** START **

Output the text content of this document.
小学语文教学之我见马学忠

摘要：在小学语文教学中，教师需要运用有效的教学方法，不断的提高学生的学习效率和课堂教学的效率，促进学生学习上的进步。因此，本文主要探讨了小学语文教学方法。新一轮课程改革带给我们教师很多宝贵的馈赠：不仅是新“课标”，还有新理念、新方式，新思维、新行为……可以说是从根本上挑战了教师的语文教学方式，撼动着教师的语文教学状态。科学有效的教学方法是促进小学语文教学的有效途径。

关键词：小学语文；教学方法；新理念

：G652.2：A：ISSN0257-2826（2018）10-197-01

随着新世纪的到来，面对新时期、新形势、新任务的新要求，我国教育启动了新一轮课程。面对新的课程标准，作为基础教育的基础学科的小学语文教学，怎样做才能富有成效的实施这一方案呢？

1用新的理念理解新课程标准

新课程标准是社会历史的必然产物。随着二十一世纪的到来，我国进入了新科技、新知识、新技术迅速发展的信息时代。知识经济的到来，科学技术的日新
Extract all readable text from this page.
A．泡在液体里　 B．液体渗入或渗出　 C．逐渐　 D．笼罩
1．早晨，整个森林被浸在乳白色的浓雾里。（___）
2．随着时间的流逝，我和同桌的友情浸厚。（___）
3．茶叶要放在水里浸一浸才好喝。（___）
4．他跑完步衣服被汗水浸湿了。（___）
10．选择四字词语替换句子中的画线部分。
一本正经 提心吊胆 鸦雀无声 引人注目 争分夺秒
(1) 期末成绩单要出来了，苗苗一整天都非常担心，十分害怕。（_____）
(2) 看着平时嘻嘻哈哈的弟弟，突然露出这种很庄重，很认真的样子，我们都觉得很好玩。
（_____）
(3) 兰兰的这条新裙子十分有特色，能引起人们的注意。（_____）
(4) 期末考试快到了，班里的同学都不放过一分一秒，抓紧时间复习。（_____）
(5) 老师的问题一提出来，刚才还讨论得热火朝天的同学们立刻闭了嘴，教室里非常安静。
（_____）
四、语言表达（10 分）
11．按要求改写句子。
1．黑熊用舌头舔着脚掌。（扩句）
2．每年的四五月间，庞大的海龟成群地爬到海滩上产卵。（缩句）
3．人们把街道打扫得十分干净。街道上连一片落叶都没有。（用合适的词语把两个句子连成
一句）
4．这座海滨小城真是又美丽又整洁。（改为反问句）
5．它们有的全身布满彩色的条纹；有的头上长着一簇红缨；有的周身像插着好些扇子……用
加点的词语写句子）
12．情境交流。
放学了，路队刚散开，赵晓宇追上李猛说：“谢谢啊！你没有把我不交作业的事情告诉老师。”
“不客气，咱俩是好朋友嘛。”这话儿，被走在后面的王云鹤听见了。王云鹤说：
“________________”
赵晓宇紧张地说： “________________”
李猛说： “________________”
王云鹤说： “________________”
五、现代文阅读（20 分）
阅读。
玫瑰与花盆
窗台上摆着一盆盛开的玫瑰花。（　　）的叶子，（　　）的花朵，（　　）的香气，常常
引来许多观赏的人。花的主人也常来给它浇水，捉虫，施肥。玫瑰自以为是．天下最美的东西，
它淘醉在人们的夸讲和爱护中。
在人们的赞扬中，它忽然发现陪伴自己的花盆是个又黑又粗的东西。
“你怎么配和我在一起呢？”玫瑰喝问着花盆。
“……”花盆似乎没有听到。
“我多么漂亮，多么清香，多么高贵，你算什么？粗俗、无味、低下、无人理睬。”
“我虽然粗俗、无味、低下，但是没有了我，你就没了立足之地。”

** END **

What the exercise asks
Locate the word "text" in the records above, and return each line that has it.

Full answer
Output the text content of this document.
Extract all readable text from this page.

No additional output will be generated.